WRITTEN PROBLEM> Return the number of lines holding "python", with nothing added.

(A run of records)

◆ ◆ ◆ ◆ ◆ ◆ ◆

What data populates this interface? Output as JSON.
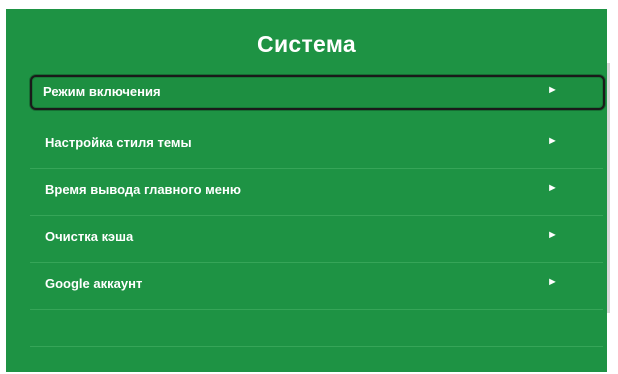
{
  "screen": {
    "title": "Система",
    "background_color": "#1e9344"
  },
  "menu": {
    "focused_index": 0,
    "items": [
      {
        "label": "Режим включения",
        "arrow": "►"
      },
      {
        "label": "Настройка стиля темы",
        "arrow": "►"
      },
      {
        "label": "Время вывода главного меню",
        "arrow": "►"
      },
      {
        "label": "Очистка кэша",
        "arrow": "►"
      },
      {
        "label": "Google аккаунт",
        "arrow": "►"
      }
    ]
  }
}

◆ ◆ ◆ ◆ ◆ ◆ ◆

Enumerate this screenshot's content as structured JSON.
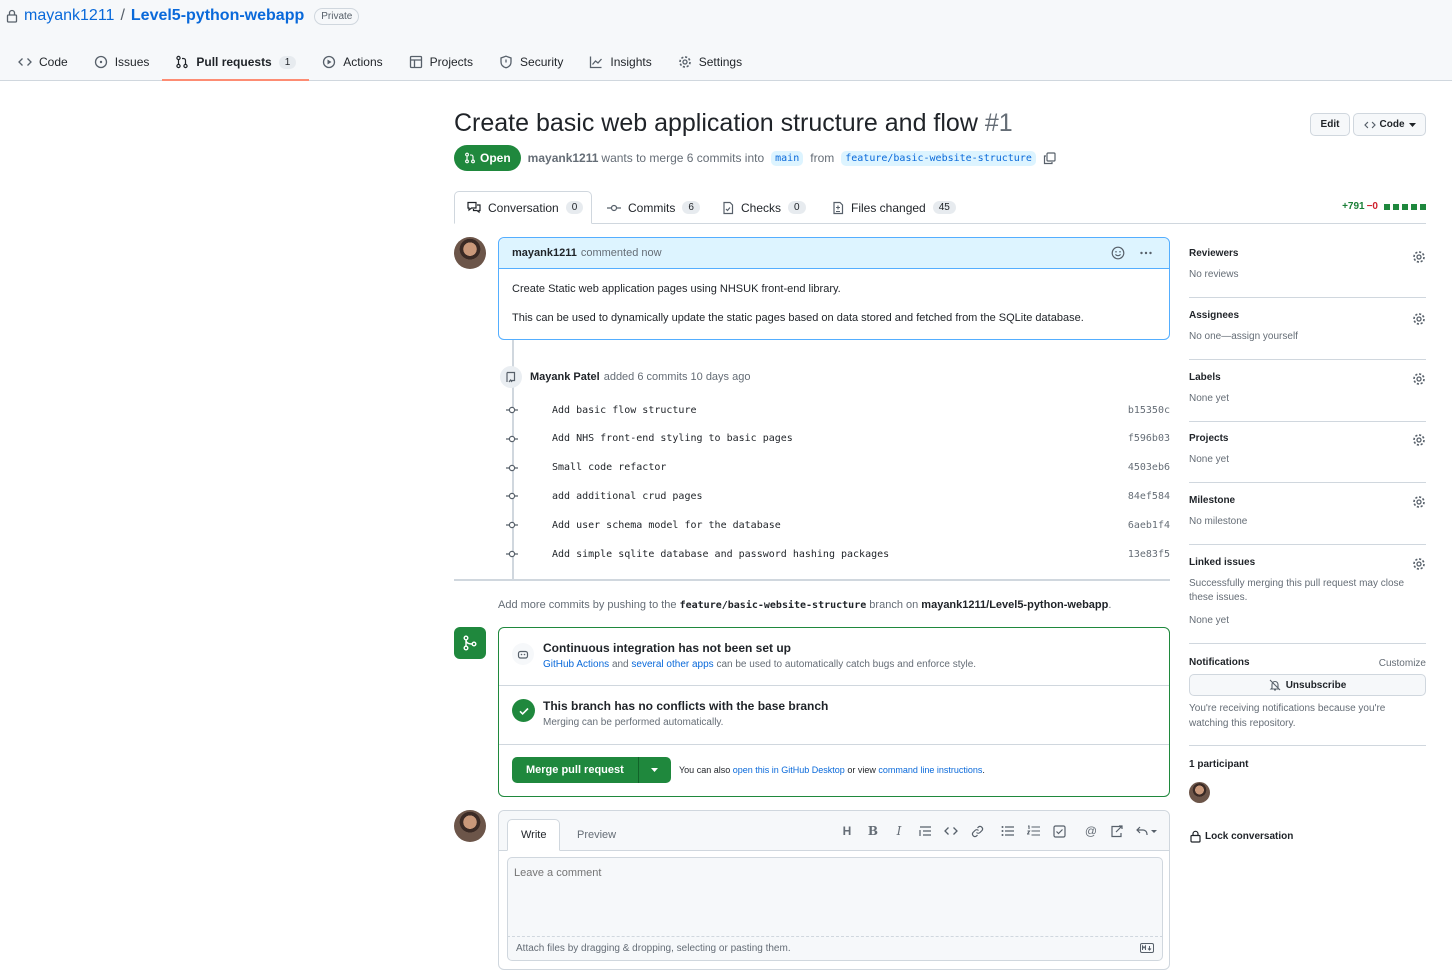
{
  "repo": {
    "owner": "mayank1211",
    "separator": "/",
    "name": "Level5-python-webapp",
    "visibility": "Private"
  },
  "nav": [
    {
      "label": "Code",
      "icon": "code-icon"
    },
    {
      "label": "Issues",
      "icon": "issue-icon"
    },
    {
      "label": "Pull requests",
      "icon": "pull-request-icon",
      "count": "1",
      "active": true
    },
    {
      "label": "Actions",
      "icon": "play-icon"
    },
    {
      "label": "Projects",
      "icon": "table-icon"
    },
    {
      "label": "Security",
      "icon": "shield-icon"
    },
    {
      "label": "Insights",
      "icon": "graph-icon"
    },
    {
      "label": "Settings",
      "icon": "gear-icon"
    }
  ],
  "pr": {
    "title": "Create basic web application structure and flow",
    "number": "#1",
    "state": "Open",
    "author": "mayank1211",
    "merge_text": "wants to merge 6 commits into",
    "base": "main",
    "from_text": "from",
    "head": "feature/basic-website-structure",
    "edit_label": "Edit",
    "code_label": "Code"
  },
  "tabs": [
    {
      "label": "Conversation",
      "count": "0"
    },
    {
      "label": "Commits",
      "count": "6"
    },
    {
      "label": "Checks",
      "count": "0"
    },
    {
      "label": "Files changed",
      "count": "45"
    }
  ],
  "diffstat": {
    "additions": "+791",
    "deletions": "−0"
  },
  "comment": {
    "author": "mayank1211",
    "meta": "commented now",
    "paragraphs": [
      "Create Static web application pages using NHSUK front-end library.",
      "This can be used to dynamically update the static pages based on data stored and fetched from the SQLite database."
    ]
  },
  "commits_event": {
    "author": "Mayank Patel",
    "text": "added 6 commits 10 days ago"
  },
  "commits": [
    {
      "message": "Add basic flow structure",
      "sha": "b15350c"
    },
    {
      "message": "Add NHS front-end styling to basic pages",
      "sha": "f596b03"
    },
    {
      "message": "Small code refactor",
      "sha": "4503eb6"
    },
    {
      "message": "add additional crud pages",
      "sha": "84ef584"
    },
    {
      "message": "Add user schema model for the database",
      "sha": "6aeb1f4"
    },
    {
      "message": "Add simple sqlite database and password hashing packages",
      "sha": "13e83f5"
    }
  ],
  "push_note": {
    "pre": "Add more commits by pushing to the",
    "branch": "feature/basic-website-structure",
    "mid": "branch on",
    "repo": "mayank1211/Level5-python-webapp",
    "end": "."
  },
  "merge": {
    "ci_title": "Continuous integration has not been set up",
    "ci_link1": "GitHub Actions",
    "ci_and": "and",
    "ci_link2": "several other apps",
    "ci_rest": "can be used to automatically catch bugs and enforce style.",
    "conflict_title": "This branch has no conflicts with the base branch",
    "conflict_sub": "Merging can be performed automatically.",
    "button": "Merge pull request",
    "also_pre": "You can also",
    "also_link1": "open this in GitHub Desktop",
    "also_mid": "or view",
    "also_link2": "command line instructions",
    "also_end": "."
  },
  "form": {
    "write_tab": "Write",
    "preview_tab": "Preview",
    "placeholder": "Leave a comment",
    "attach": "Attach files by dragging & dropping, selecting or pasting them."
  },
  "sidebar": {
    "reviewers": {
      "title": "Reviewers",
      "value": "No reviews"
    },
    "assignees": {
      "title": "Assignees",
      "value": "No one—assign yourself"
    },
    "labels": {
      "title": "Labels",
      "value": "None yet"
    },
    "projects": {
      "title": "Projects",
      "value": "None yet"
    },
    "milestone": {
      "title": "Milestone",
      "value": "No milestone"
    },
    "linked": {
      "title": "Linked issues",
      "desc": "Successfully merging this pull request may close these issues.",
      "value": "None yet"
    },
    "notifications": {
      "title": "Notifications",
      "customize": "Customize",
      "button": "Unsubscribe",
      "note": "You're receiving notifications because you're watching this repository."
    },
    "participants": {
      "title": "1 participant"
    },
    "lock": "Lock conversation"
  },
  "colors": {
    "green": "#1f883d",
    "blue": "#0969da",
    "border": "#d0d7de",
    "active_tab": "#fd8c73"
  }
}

◆ ◆ ◆ ◆ ◆ ◆ ◆

OUTPUT OF THE EXERCISE> 2